-- BEGIN RECORD LIST --

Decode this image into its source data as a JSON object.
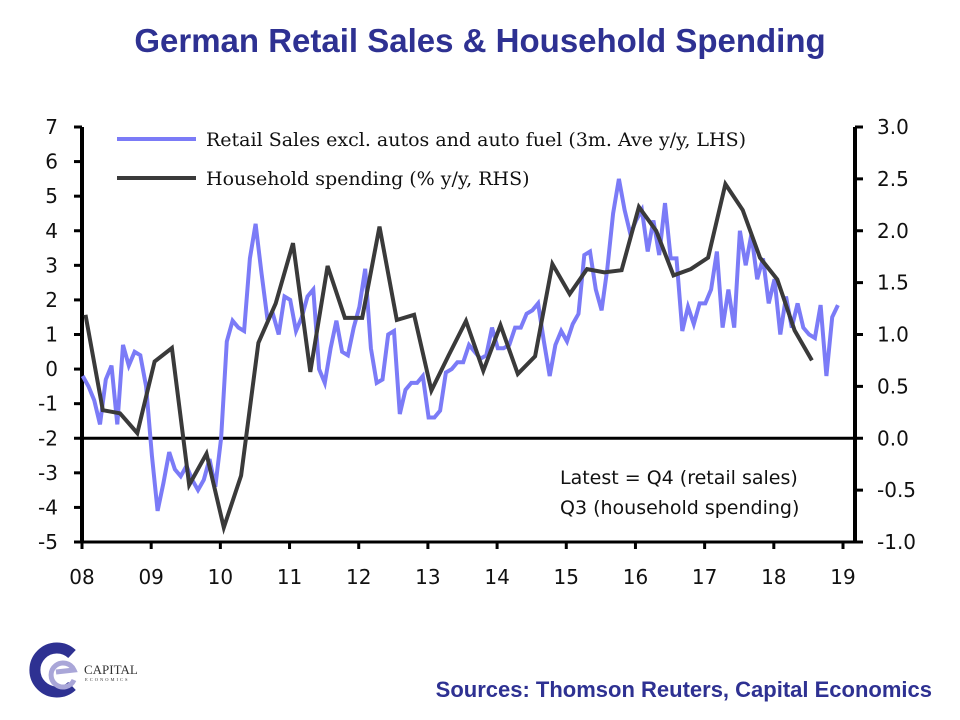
{
  "title": "German Retail Sales & Household Spending",
  "sources": "Sources: Thomson Reuters, Capital Economics",
  "logo": {
    "name": "CAPITAL",
    "sub": "ECONOMICS"
  },
  "colors": {
    "title": "#2e3192",
    "retail": "#7b7bf7",
    "household": "#3a3a3a",
    "axis": "#000000"
  },
  "chart_data": {
    "type": "line",
    "title": "German Retail Sales & Household Spending",
    "xlabel": "",
    "ylabel_left": "",
    "ylabel_right": "",
    "x_ticks": [
      "08",
      "09",
      "10",
      "11",
      "12",
      "13",
      "14",
      "15",
      "16",
      "17",
      "18",
      "19"
    ],
    "x_range": [
      2008.0,
      2019.0
    ],
    "y_left": {
      "range": [
        -5,
        7
      ],
      "ticks": [
        "7",
        "6",
        "5",
        "4",
        "3",
        "2",
        "1",
        "0",
        "-1",
        "-2",
        "-3",
        "-4",
        "-5"
      ],
      "tick_values": [
        7,
        6,
        5,
        4,
        3,
        2,
        1,
        0,
        -1,
        -2,
        -3,
        -4,
        -5
      ]
    },
    "y_right": {
      "range": [
        -1.0,
        3.0
      ],
      "ticks": [
        "3.0",
        "2.5",
        "2.0",
        "1.5",
        "1.0",
        "0.5",
        "0.0",
        "-0.5",
        "-1.0"
      ],
      "tick_values": [
        3.0,
        2.5,
        2.0,
        1.5,
        1.0,
        0.5,
        0.0,
        -0.5,
        -1.0
      ]
    },
    "zero_line_right": 0.0,
    "grid": false,
    "legend_position": "top-left",
    "annotation": [
      "Latest = Q4 (retail sales)",
      "Q3 (household spending)"
    ],
    "series": [
      {
        "name": "Retail Sales excl. autos and auto fuel (3m. Ave y/y, LHS)",
        "axis": "left",
        "frequency": "monthly",
        "start": 2008.0,
        "values": [
          -0.2,
          -0.5,
          -0.9,
          -1.6,
          -0.3,
          0.1,
          -1.6,
          0.7,
          0.1,
          0.5,
          0.4,
          -0.5,
          -2.5,
          -4.1,
          -3.3,
          -2.4,
          -2.9,
          -3.1,
          -2.8,
          -3.2,
          -3.5,
          -3.2,
          -2.6,
          -3.4,
          -2.0,
          0.8,
          1.4,
          1.2,
          1.1,
          3.2,
          4.2,
          2.8,
          1.5,
          1.6,
          1.0,
          2.1,
          2.0,
          1.1,
          1.5,
          2.1,
          2.3,
          0.0,
          -0.4,
          0.6,
          1.4,
          0.5,
          0.4,
          1.2,
          1.8,
          2.9,
          0.6,
          -0.4,
          -0.3,
          1.0,
          1.1,
          -1.3,
          -0.6,
          -0.4,
          -0.4,
          -0.2,
          -1.4,
          -1.4,
          -1.2,
          -0.1,
          0.0,
          0.2,
          0.2,
          0.7,
          0.5,
          0.3,
          0.4,
          1.2,
          0.6,
          0.6,
          0.7,
          1.2,
          1.2,
          1.6,
          1.7,
          1.9,
          0.8,
          -0.2,
          0.7,
          1.1,
          0.8,
          1.3,
          1.6,
          3.3,
          3.4,
          2.3,
          1.7,
          2.9,
          4.5,
          5.5,
          4.6,
          3.9,
          4.3,
          4.6,
          3.4,
          4.3,
          3.3,
          4.8,
          3.2,
          3.2,
          1.1,
          1.8,
          1.3,
          1.9,
          1.9,
          2.3,
          3.4,
          1.2,
          2.3,
          1.2,
          4.0,
          3.0,
          3.9,
          2.6,
          3.2,
          1.9,
          2.6,
          1.0,
          2.1,
          1.2,
          1.9,
          1.2,
          1.0,
          0.9,
          1.85,
          -0.2,
          1.5,
          1.85
        ]
      },
      {
        "name": "Household spending (% y/y, RHS)",
        "axis": "right",
        "frequency": "quarterly",
        "start": 2008.0,
        "values": [
          1.19,
          0.27,
          0.24,
          0.05,
          0.74,
          0.87,
          -0.45,
          -0.15,
          -0.86,
          -0.36,
          0.92,
          1.3,
          1.88,
          0.64,
          1.66,
          1.16,
          1.16,
          2.04,
          1.14,
          1.19,
          0.46,
          0.8,
          1.13,
          0.65,
          1.09,
          0.62,
          0.79,
          1.68,
          1.39,
          1.63,
          1.6,
          1.62,
          2.23,
          2.0,
          1.57,
          1.63,
          1.74,
          2.45,
          2.2,
          1.74,
          1.53,
          1.04,
          0.75
        ]
      }
    ]
  }
}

-- END RECORD LIST --

DIRECTIVE:
Quote in full the listing given above; the images are to be left out.

THE OUTPUT:
Decode this image into its source data as a JSON object.
{
  "title": "German Retail Sales & Household Spending",
  "sources": "Sources: Thomson Reuters, Capital Economics",
  "logo": {
    "name": "CAPITAL",
    "sub": "ECONOMICS"
  },
  "colors": {
    "title": "#2e3192",
    "retail": "#7b7bf7",
    "household": "#3a3a3a",
    "axis": "#000000"
  },
  "chart_data": {
    "type": "line",
    "title": "German Retail Sales & Household Spending",
    "xlabel": "",
    "ylabel_left": "",
    "ylabel_right": "",
    "x_ticks": [
      "08",
      "09",
      "10",
      "11",
      "12",
      "13",
      "14",
      "15",
      "16",
      "17",
      "18",
      "19"
    ],
    "x_range": [
      2008.0,
      2019.0
    ],
    "y_left": {
      "range": [
        -5,
        7
      ],
      "ticks": [
        "7",
        "6",
        "5",
        "4",
        "3",
        "2",
        "1",
        "0",
        "-1",
        "-2",
        "-3",
        "-4",
        "-5"
      ],
      "tick_values": [
        7,
        6,
        5,
        4,
        3,
        2,
        1,
        0,
        -1,
        -2,
        -3,
        -4,
        -5
      ]
    },
    "y_right": {
      "range": [
        -1.0,
        3.0
      ],
      "ticks": [
        "3.0",
        "2.5",
        "2.0",
        "1.5",
        "1.0",
        "0.5",
        "0.0",
        "-0.5",
        "-1.0"
      ],
      "tick_values": [
        3.0,
        2.5,
        2.0,
        1.5,
        1.0,
        0.5,
        0.0,
        -0.5,
        -1.0
      ]
    },
    "zero_line_right": 0.0,
    "grid": false,
    "legend_position": "top-left",
    "annotation": [
      "Latest = Q4 (retail sales)",
      "Q3 (household spending)"
    ],
    "series": [
      {
        "name": "Retail Sales excl. autos and auto fuel (3m. Ave y/y, LHS)",
        "axis": "left",
        "frequency": "monthly",
        "start": 2008.0,
        "values": [
          -0.2,
          -0.5,
          -0.9,
          -1.6,
          -0.3,
          0.1,
          -1.6,
          0.7,
          0.1,
          0.5,
          0.4,
          -0.5,
          -2.5,
          -4.1,
          -3.3,
          -2.4,
          -2.9,
          -3.1,
          -2.8,
          -3.2,
          -3.5,
          -3.2,
          -2.6,
          -3.4,
          -2.0,
          0.8,
          1.4,
          1.2,
          1.1,
          3.2,
          4.2,
          2.8,
          1.5,
          1.6,
          1.0,
          2.1,
          2.0,
          1.1,
          1.5,
          2.1,
          2.3,
          0.0,
          -0.4,
          0.6,
          1.4,
          0.5,
          0.4,
          1.2,
          1.8,
          2.9,
          0.6,
          -0.4,
          -0.3,
          1.0,
          1.1,
          -1.3,
          -0.6,
          -0.4,
          -0.4,
          -0.2,
          -1.4,
          -1.4,
          -1.2,
          -0.1,
          0.0,
          0.2,
          0.2,
          0.7,
          0.5,
          0.3,
          0.4,
          1.2,
          0.6,
          0.6,
          0.7,
          1.2,
          1.2,
          1.6,
          1.7,
          1.9,
          0.8,
          -0.2,
          0.7,
          1.1,
          0.8,
          1.3,
          1.6,
          3.3,
          3.4,
          2.3,
          1.7,
          2.9,
          4.5,
          5.5,
          4.6,
          3.9,
          4.3,
          4.6,
          3.4,
          4.3,
          3.3,
          4.8,
          3.2,
          3.2,
          1.1,
          1.8,
          1.3,
          1.9,
          1.9,
          2.3,
          3.4,
          1.2,
          2.3,
          1.2,
          4.0,
          3.0,
          3.9,
          2.6,
          3.2,
          1.9,
          2.6,
          1.0,
          2.1,
          1.2,
          1.9,
          1.2,
          1.0,
          0.9,
          1.85,
          -0.2,
          1.5,
          1.85
        ]
      },
      {
        "name": "Household spending (% y/y, RHS)",
        "axis": "right",
        "frequency": "quarterly",
        "start": 2008.0,
        "values": [
          1.19,
          0.27,
          0.24,
          0.05,
          0.74,
          0.87,
          -0.45,
          -0.15,
          -0.86,
          -0.36,
          0.92,
          1.3,
          1.88,
          0.64,
          1.66,
          1.16,
          1.16,
          2.04,
          1.14,
          1.19,
          0.46,
          0.8,
          1.13,
          0.65,
          1.09,
          0.62,
          0.79,
          1.68,
          1.39,
          1.63,
          1.6,
          1.62,
          2.23,
          2.0,
          1.57,
          1.63,
          1.74,
          2.45,
          2.2,
          1.74,
          1.53,
          1.04,
          0.75
        ]
      }
    ]
  }
}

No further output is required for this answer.